* _Page text_
·····

My Experience: What It's Like to be Polysexual

Her Campus DCU Head Editor Béibhinn Thorsch discusses her experience of being polysexual

 

When I first realised I liked women, I was in primary school. 

I saw a gorgeous young woman walk by the school, I looked at her through the bars of the fence. I tried to get some people to back me up, like “Hey, isn’t she really pretty?” and they just didn’t care. 

I knew I liked boys, that was a given I thought. Compulsory heterosexuality. I mostly stayed quiet about liking women, as it slowly dawned on me that that may not be a universal experience. Luckily being so young, I didn’t get too existential about it.  

Polysexuality is the ability to be attracted to more than one gender. Poly, meaning many, can be used to describe both bisexuality and pansexuality. Here I’m using it to encapsulate both of those things, as well as its own definition.  

During puberty my sexuality popped its head up in a few new ways, but at the time I didn’t understand why I acted the way I did, or what my feelings meant. I would make friends with a girl, become obsessed with doing what she told me or being the best I could be so she wouldn’t leave me.  

I would overwhelm her with unhealthy obsession, unable to manage how to make and keep healthy friendships. She would reject me once my behaviour became too much - the jealousy, the constant need for communication, everything - and I would crumble.

·····

* _What you need to do_
a. Summarize the personal essay on being polysexual in two sentences.
b. Carry the personal essay on being polysexual forward from its final sentence.

·····

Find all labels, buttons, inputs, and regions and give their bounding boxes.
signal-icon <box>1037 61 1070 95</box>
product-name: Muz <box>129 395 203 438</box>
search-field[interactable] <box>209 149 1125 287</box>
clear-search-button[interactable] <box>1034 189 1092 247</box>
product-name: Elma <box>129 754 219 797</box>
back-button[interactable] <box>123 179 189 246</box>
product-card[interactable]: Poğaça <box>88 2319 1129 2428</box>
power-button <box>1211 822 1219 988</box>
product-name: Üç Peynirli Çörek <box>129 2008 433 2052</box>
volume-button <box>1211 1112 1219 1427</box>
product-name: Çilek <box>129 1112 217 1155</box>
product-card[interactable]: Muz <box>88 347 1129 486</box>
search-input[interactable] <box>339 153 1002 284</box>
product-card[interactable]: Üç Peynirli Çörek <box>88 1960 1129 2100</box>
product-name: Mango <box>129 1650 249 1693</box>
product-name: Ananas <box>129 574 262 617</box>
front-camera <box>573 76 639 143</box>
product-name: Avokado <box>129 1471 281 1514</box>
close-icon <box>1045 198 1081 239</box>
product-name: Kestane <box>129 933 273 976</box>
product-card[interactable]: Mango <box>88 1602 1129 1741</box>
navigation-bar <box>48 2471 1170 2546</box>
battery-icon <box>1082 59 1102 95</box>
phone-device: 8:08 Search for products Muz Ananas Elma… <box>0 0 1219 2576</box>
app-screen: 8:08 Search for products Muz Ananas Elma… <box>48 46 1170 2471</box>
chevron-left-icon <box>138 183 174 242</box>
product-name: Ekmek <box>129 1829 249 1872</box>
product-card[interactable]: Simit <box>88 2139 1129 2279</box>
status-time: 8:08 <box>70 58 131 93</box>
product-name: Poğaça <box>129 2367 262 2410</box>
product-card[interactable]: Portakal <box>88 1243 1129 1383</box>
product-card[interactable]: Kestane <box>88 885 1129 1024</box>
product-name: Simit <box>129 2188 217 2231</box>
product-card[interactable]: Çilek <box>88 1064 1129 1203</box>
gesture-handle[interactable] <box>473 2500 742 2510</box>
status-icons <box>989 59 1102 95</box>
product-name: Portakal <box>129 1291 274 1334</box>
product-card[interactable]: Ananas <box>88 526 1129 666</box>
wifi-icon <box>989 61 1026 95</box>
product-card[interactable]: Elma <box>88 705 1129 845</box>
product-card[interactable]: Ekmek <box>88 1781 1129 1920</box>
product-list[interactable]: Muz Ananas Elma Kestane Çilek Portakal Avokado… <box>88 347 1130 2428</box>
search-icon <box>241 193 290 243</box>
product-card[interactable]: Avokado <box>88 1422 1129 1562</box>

·····

* _Outputs for the tasks_
a. Her Campus DCU Head Editor Béibhinn Thorsch recalls first realizing she liked women in primary school while taking it as a given that she liked boys. She explains that polysexuality is the ability to be attracted to more than one gender, covering both bisexuality and pansexuality, and describes how during puberty she formed obsessive friendships with girls, who rejected her once her jealousy and constant need for communication became too much.

b.
I didn’t know what was driving me to such obsession, and looking back now at the time I was just thinking of my pain and not of anything beyond it. I had yet to acknowledge within myself that I was attracted to anyone besides men, so I couldn’t reason with my feelings around women.  

On the week of my thirteenth birthday I had my first kiss, with a man, while the lights were coming up at the end of the night at a teen disco. I didn’t know him; it was one of those situations where your friends find someone for you to kiss and it’s more about the act than the people doing it.  

I felt as if boys found me repulsive, I’d been made fun of for my weight, excluded for years, and been the butt of jokes where people think it’s funny to tell you that someone has a crush on you.  

First year of secondary school began my first roller coaster “love” story. With a girl. It was only when we started making out regularly after school that I considered that maybe I wasn’t straight.  

Nonetheless, having my first relationship with a woman made me address my sexuality directly for the first time. It was kind of unavoidable.  

Together we slowly admitted that we liked women. I admitted that I liked her, she knew I would do anything to make her approve of me - I was experiencing the same obsession I had with the girls in primary school. She told me that even though she liked me she didn’t want to be with me.  

We learned the term “friends with benefits” at the tender age of 14. I learned more about myself than I ever had up to that point, over the next three years. 

I had experiences with a boy, mostly negative too, but still something which served to teach me about myself in ways that only life experiences can do.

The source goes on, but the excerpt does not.